Aim: Give the number of lines that include the word "Kutusu", nothing more.
********
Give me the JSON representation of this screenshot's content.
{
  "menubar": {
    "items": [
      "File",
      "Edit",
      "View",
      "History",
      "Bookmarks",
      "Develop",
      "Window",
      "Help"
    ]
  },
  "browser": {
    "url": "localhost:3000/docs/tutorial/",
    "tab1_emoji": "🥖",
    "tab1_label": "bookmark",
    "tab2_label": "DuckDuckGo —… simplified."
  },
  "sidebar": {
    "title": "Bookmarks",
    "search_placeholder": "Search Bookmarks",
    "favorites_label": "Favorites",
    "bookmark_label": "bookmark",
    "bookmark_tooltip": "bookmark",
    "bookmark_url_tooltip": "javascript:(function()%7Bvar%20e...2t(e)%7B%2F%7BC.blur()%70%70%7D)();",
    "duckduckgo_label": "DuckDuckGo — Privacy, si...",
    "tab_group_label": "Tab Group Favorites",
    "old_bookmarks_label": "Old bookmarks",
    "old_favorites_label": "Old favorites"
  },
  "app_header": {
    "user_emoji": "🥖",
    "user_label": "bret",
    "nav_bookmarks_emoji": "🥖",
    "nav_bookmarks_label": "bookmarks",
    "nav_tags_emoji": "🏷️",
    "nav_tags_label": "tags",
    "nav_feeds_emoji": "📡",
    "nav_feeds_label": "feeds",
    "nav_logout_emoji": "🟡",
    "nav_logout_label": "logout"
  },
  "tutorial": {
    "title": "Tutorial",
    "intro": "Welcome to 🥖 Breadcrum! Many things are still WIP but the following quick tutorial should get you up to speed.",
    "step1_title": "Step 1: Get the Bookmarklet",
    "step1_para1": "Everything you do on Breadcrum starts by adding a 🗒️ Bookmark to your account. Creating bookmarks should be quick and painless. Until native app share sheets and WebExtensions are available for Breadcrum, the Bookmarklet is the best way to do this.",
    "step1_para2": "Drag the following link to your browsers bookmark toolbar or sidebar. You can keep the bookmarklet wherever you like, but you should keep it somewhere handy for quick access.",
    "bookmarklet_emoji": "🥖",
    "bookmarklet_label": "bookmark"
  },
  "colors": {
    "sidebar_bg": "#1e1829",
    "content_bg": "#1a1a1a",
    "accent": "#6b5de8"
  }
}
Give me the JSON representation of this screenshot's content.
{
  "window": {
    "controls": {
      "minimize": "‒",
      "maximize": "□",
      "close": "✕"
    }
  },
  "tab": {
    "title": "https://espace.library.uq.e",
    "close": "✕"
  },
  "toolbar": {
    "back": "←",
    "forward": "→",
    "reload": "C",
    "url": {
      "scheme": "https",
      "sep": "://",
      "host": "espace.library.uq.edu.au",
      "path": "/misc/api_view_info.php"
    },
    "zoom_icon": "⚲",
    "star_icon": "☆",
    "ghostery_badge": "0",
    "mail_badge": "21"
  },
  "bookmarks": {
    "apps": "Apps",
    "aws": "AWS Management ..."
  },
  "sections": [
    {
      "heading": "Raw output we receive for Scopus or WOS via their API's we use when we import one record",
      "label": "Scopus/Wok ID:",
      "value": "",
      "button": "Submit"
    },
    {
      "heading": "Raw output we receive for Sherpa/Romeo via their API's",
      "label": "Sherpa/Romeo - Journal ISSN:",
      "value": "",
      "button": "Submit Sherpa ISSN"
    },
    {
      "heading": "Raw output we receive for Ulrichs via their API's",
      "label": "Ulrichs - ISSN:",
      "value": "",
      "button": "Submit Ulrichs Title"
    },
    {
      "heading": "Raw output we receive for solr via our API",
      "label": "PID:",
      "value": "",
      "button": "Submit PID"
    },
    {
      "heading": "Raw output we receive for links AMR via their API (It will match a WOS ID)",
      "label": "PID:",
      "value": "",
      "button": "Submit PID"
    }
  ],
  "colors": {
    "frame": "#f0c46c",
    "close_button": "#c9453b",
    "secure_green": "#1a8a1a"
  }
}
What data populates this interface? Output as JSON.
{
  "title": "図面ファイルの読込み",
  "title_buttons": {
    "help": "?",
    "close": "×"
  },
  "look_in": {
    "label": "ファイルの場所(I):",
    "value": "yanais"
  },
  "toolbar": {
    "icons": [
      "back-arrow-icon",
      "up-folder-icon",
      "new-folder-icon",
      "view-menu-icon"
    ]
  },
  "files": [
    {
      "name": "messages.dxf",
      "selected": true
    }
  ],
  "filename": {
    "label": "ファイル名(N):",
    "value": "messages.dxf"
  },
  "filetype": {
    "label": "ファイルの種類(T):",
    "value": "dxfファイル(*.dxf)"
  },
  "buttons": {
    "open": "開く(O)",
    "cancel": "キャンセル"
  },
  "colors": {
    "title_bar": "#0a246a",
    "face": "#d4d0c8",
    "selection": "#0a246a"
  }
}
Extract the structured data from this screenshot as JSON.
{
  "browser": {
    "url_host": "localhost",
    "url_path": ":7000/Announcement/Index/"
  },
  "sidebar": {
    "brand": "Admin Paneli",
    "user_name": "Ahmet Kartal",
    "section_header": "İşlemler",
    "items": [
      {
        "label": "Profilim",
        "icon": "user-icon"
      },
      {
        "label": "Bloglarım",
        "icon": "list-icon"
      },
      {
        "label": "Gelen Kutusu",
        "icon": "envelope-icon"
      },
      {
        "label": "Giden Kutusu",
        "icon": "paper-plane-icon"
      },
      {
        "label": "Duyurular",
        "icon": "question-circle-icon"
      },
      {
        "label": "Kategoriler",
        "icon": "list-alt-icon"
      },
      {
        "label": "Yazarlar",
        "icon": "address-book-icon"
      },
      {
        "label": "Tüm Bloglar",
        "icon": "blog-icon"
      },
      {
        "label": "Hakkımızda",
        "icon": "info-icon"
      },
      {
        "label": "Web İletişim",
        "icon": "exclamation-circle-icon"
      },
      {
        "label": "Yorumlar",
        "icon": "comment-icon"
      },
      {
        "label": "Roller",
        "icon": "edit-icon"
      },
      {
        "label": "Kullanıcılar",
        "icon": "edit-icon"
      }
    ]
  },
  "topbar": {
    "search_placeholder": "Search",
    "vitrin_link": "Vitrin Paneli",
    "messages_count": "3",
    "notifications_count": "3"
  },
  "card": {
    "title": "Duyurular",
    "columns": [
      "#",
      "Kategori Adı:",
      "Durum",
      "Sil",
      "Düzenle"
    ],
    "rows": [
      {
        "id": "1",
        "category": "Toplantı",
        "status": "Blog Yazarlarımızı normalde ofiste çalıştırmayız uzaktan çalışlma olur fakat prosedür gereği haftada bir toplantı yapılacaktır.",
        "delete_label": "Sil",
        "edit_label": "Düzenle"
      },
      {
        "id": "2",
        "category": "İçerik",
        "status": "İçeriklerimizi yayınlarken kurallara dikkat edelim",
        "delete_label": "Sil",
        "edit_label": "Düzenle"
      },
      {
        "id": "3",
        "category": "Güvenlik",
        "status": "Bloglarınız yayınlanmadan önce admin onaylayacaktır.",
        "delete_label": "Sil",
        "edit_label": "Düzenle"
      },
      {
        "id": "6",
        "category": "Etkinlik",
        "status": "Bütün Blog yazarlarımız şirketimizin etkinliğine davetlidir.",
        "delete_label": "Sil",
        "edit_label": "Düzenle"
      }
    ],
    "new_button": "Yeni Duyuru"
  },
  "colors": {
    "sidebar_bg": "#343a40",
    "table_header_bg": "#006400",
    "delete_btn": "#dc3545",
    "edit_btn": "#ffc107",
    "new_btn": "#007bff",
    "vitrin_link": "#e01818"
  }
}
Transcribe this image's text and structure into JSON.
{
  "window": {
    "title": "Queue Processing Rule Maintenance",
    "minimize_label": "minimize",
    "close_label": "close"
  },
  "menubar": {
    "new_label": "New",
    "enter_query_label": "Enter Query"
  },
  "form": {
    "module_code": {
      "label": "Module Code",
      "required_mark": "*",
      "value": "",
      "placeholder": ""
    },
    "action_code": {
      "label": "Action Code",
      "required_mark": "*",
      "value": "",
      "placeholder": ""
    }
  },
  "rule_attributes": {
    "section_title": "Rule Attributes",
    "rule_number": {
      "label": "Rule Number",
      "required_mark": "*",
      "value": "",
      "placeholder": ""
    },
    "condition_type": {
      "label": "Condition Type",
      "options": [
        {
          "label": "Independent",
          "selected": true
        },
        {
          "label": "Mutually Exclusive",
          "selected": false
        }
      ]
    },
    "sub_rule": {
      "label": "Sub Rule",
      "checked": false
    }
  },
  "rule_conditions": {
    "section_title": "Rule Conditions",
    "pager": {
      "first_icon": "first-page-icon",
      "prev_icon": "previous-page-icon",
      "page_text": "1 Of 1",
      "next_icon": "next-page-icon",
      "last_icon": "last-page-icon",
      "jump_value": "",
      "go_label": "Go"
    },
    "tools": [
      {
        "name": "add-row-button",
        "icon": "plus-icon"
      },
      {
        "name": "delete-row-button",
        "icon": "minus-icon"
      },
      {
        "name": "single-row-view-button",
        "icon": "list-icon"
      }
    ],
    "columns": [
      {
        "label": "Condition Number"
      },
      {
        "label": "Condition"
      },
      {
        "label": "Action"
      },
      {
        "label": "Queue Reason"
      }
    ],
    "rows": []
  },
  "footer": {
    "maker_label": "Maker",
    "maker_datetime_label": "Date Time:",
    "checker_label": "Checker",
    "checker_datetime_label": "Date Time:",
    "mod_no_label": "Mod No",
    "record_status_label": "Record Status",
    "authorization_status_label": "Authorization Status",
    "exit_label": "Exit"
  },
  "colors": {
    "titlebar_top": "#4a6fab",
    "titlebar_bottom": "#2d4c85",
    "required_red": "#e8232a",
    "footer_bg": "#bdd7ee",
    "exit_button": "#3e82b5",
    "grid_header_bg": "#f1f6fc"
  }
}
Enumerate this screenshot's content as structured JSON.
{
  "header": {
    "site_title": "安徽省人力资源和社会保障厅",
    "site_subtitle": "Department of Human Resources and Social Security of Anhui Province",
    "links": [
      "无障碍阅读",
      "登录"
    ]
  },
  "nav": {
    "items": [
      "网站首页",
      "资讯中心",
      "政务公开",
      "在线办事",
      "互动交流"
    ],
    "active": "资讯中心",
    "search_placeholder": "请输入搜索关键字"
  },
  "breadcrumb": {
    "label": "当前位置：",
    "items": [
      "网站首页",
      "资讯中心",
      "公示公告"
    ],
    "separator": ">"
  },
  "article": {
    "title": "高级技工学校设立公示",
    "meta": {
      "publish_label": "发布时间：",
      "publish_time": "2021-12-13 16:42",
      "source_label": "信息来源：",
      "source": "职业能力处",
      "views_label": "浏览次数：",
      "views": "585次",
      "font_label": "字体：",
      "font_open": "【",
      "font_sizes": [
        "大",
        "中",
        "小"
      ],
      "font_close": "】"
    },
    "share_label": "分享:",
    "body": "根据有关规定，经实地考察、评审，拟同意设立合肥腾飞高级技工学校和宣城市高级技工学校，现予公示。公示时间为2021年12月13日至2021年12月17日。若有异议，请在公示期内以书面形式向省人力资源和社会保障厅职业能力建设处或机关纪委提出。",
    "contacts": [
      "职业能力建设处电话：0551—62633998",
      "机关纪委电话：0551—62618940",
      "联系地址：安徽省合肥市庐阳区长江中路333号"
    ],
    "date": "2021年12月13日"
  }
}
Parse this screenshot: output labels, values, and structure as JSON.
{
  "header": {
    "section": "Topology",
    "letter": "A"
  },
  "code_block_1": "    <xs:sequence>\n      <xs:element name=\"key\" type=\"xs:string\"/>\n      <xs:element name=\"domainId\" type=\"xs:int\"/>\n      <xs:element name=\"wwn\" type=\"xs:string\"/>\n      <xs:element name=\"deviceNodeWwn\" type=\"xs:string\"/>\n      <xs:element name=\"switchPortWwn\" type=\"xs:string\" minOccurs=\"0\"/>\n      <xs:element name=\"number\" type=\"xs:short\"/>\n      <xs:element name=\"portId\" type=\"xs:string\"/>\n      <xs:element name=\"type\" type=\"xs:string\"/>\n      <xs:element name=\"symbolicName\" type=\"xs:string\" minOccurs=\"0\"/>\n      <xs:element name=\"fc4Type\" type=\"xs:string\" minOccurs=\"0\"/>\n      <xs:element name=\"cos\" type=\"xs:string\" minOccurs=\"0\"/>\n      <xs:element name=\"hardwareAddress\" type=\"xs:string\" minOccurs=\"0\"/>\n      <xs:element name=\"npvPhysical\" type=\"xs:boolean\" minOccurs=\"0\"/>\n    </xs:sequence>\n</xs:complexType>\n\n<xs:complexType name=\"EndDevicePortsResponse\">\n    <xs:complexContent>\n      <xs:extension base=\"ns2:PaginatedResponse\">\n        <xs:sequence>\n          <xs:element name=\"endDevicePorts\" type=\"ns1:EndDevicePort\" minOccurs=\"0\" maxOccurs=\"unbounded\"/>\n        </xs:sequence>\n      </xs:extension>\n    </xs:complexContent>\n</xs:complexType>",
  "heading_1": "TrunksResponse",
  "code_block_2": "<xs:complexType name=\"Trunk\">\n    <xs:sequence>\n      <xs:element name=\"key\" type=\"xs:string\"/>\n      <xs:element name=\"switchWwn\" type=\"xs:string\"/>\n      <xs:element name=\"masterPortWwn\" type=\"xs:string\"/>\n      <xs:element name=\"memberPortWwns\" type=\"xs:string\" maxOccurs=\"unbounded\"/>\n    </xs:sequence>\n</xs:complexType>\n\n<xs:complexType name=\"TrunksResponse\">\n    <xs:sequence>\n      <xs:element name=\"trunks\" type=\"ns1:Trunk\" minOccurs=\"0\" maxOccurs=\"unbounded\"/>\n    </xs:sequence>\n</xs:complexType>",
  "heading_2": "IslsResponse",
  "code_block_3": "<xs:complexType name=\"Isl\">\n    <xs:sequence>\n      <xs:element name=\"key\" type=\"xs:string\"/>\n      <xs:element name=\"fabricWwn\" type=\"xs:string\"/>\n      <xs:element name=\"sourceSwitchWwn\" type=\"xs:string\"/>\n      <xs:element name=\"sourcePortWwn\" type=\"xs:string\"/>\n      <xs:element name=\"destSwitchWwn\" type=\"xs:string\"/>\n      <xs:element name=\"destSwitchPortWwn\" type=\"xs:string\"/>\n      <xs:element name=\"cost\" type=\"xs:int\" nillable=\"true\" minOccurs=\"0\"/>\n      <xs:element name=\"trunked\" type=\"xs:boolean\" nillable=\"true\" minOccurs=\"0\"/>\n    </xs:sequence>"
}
********
Output of the exercise: 2